Your instructions: Copy down all of the data underneath, exactly as shown.

[Data entries for graphics]
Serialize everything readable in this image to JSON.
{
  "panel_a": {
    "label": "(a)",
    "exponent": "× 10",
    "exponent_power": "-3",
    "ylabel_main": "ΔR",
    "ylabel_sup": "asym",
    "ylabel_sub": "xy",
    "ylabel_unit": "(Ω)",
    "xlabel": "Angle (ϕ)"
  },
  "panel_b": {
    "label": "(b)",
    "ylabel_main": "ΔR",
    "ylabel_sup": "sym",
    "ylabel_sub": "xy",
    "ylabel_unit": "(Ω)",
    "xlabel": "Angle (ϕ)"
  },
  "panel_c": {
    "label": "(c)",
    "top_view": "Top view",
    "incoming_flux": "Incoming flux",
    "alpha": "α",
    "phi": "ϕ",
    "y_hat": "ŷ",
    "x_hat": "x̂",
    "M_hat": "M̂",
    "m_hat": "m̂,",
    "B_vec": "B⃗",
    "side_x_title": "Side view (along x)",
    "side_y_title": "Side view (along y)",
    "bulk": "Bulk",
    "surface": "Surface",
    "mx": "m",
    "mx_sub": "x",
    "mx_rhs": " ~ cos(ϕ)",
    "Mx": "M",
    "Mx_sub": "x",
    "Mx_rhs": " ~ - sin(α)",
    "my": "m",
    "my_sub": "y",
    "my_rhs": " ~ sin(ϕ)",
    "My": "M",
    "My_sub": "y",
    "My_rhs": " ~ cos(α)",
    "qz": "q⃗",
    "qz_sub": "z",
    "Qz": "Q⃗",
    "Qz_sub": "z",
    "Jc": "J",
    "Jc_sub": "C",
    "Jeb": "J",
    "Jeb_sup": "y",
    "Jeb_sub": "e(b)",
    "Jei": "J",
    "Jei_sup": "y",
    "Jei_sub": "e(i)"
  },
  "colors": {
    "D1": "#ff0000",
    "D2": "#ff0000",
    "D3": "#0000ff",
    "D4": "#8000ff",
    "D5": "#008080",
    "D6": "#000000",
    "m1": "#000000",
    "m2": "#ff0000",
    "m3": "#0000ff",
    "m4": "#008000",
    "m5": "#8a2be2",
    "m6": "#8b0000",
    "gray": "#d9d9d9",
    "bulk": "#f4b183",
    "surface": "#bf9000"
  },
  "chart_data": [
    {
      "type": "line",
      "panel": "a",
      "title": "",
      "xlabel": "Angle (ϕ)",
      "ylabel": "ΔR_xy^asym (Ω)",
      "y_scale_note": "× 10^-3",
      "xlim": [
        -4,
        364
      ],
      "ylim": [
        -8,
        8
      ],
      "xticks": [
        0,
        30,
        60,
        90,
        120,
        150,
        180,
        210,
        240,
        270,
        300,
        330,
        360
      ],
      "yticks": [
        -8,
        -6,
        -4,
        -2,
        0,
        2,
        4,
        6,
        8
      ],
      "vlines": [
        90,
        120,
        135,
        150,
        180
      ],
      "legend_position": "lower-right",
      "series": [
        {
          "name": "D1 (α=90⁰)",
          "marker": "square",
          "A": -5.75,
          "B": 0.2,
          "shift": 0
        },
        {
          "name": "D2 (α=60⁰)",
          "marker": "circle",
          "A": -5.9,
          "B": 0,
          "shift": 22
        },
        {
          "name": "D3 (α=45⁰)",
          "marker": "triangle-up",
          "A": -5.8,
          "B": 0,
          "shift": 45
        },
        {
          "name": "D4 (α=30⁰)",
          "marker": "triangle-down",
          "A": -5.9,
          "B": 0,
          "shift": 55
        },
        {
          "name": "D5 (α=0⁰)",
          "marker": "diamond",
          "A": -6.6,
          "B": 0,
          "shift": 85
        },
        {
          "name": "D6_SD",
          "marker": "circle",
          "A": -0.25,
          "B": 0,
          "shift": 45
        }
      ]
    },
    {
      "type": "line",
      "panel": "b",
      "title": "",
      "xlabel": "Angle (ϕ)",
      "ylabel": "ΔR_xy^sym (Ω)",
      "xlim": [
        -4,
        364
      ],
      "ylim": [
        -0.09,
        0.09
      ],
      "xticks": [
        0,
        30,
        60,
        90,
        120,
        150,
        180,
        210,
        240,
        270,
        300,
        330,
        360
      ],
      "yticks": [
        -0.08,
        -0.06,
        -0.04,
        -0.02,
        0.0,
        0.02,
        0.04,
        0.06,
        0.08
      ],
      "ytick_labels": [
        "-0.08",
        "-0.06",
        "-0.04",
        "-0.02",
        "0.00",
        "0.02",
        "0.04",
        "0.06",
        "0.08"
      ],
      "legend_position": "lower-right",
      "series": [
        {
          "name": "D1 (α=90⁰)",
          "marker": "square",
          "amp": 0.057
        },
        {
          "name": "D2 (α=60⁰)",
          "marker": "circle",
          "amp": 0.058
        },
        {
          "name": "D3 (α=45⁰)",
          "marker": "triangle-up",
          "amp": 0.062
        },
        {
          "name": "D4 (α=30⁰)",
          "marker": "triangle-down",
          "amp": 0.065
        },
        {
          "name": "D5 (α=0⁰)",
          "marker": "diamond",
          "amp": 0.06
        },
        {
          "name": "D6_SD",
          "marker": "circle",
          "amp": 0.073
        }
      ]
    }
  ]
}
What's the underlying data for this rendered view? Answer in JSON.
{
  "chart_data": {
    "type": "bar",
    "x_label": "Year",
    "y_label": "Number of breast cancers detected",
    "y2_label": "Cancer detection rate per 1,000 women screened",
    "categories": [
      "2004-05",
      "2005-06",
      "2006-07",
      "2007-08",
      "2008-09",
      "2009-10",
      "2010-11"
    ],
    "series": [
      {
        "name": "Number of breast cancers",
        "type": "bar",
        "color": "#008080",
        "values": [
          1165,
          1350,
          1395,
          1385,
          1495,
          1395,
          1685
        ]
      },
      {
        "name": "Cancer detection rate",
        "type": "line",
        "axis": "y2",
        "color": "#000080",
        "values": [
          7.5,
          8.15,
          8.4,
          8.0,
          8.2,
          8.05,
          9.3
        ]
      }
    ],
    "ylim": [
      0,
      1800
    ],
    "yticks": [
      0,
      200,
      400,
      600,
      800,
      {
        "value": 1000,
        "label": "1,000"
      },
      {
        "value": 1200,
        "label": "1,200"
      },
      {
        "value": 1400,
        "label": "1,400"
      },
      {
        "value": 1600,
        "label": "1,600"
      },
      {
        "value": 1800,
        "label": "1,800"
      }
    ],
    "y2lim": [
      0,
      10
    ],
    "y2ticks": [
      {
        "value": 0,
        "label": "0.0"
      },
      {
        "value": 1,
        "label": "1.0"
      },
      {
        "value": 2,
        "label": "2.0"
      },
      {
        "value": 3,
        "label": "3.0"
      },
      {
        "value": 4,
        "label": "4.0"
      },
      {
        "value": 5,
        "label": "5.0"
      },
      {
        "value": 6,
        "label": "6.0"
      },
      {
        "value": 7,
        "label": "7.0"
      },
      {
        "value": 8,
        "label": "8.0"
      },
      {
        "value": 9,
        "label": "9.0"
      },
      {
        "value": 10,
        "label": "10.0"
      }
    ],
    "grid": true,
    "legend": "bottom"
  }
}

Task output:
Serialize everything readable in this image to JSON.
{
  "panel_a": {
    "label": "(a)",
    "exponent": "× 10",
    "exponent_power": "-3",
    "ylabel_main": "ΔR",
    "ylabel_sup": "asym",
    "ylabel_sub": "xy",
    "ylabel_unit": "(Ω)",
    "xlabel": "Angle (ϕ)"
  },
  "panel_b": {
    "label": "(b)",
    "ylabel_main": "ΔR",
    "ylabel_sup": "sym",
    "ylabel_sub": "xy",
    "ylabel_unit": "(Ω)",
    "xlabel": "Angle (ϕ)"
  },
  "panel_c": {
    "label": "(c)",
    "top_view": "Top view",
    "incoming_flux": "Incoming flux",
    "alpha": "α",
    "phi": "ϕ",
    "y_hat": "ŷ",
    "x_hat": "x̂",
    "M_hat": "M̂",
    "m_hat": "m̂,",
    "B_vec": "B⃗",
    "side_x_title": "Side view (along x)",
    "side_y_title": "Side view (along y)",
    "bulk": "Bulk",
    "surface": "Surface",
    "mx": "m",
    "mx_sub": "x",
    "mx_rhs": " ~ cos(ϕ)",
    "Mx": "M",
    "Mx_sub": "x",
    "Mx_rhs": " ~ - sin(α)",
    "my": "m",
    "my_sub": "y",
    "my_rhs": " ~ sin(ϕ)",
    "My": "M",
    "My_sub": "y",
    "My_rhs": " ~ cos(α)",
    "qz": "q⃗",
    "qz_sub": "z",
    "Qz": "Q⃗",
    "Qz_sub": "z",
    "Jc": "J",
    "Jc_sub": "C",
    "Jeb": "J",
    "Jeb_sup": "y",
    "Jeb_sub": "e(b)",
    "Jei": "J",
    "Jei_sup": "y",
    "Jei_sub": "e(i)"
  },
  "colors": {
    "D1": "#ff0000",
    "D2": "#ff0000",
    "D3": "#0000ff",
    "D4": "#8000ff",
    "D5": "#008080",
    "D6": "#000000",
    "m1": "#000000",
    "m2": "#ff0000",
    "m3": "#0000ff",
    "m4": "#008000",
    "m5": "#8a2be2",
    "m6": "#8b0000",
    "gray": "#d9d9d9",
    "bulk": "#f4b183",
    "surface": "#bf9000"
  },
  "chart_data": [
    {
      "type": "line",
      "panel": "a",
      "title": "",
      "xlabel": "Angle (ϕ)",
      "ylabel": "ΔR_xy^asym (Ω)",
      "y_scale_note": "× 10^-3",
      "xlim": [
        -4,
        364
      ],
      "ylim": [
        -8,
        8
      ],
      "xticks": [
        0,
        30,
        60,
        90,
        120,
        150,
        180,
        210,
        240,
        270,
        300,
        330,
        360
      ],
      "yticks": [
        -8,
        -6,
        -4,
        -2,
        0,
        2,
        4,
        6,
        8
      ],
      "vlines": [
        90,
        120,
        135,
        150,
        180
      ],
      "legend_position": "lower-right",
      "series": [
        {
          "name": "D1 (α=90⁰)",
          "marker": "square",
          "A": -5.75,
          "B": 0.2,
          "shift": 0
        },
        {
          "name": "D2 (α=60⁰)",
          "marker": "circle",
          "A": -5.9,
          "B": 0,
          "shift": 22
        },
        {
          "name": "D3 (α=45⁰)",
          "marker": "triangle-up",
          "A": -5.8,
          "B": 0,
          "shift": 45
        },
        {
          "name": "D4 (α=30⁰)",
          "marker": "triangle-down",
          "A": -5.9,
          "B": 0,
          "shift": 55
        },
        {
          "name": "D5 (α=0⁰)",
          "marker": "diamond",
          "A": -6.6,
          "B": 0,
          "shift": 85
        },
        {
          "name": "D6_SD",
          "marker": "circle",
          "A": -0.25,
          "B": 0,
          "shift": 45
        }
      ]
    },
    {
      "type": "line",
      "panel": "b",
      "title": "",
      "xlabel": "Angle (ϕ)",
      "ylabel": "ΔR_xy^sym (Ω)",
      "xlim": [
        -4,
        364
      ],
      "ylim": [
        -0.09,
        0.09
      ],
      "xticks": [
        0,
        30,
        60,
        90,
        120,
        150,
        180,
        210,
        240,
        270,
        300,
        330,
        360
      ],
      "yticks": [
        -0.08,
        -0.06,
        -0.04,
        -0.02,
        0.0,
        0.02,
        0.04,
        0.06,
        0.08
      ],
      "ytick_labels": [
        "-0.08",
        "-0.06",
        "-0.04",
        "-0.02",
        "0.00",
        "0.02",
        "0.04",
        "0.06",
        "0.08"
      ],
      "legend_position": "lower-right",
      "series": [
        {
          "name": "D1 (α=90⁰)",
          "marker": "square",
          "amp": 0.057
        },
        {
          "name": "D2 (α=60⁰)",
          "marker": "circle",
          "amp": 0.058
        },
        {
          "name": "D3 (α=45⁰)",
          "marker": "triangle-up",
          "amp": 0.062
        },
        {
          "name": "D4 (α=30⁰)",
          "marker": "triangle-down",
          "amp": 0.065
        },
        {
          "name": "D5 (α=0⁰)",
          "marker": "diamond",
          "amp": 0.06
        },
        {
          "name": "D6_SD",
          "marker": "circle",
          "amp": 0.073
        }
      ]
    }
  ]
}
What's the underlying data for this rendered view? Answer in JSON.
{
  "chart_data": {
    "type": "bar",
    "x_label": "Year",
    "y_label": "Number of breast cancers detected",
    "y2_label": "Cancer detection rate per 1,000 women screened",
    "categories": [
      "2004-05",
      "2005-06",
      "2006-07",
      "2007-08",
      "2008-09",
      "2009-10",
      "2010-11"
    ],
    "series": [
      {
        "name": "Number of breast cancers",
        "type": "bar",
        "color": "#008080",
        "values": [
          1165,
          1350,
          1395,
          1385,
          1495,
          1395,
          1685
        ]
      },
      {
        "name": "Cancer detection rate",
        "type": "line",
        "axis": "y2",
        "color": "#000080",
        "values": [
          7.5,
          8.15,
          8.4,
          8.0,
          8.2,
          8.05,
          9.3
        ]
      }
    ],
    "ylim": [
      0,
      1800
    ],
    "yticks": [
      0,
      200,
      400,
      600,
      800,
      {
        "value": 1000,
        "label": "1,000"
      },
      {
        "value": 1200,
        "label": "1,200"
      },
      {
        "value": 1400,
        "label": "1,400"
      },
      {
        "value": 1600,
        "label": "1,600"
      },
      {
        "value": 1800,
        "label": "1,800"
      }
    ],
    "y2lim": [
      0,
      10
    ],
    "y2ticks": [
      {
        "value": 0,
        "label": "0.0"
      },
      {
        "value": 1,
        "label": "1.0"
      },
      {
        "value": 2,
        "label": "2.0"
      },
      {
        "value": 3,
        "label": "3.0"
      },
      {
        "value": 4,
        "label": "4.0"
      },
      {
        "value": 5,
        "label": "5.0"
      },
      {
        "value": 6,
        "label": "6.0"
      },
      {
        "value": 7,
        "label": "7.0"
      },
      {
        "value": 8,
        "label": "8.0"
      },
      {
        "value": 9,
        "label": "9.0"
      },
      {
        "value": 10,
        "label": "10.0"
      }
    ],
    "grid": true,
    "legend": "bottom"
  }
}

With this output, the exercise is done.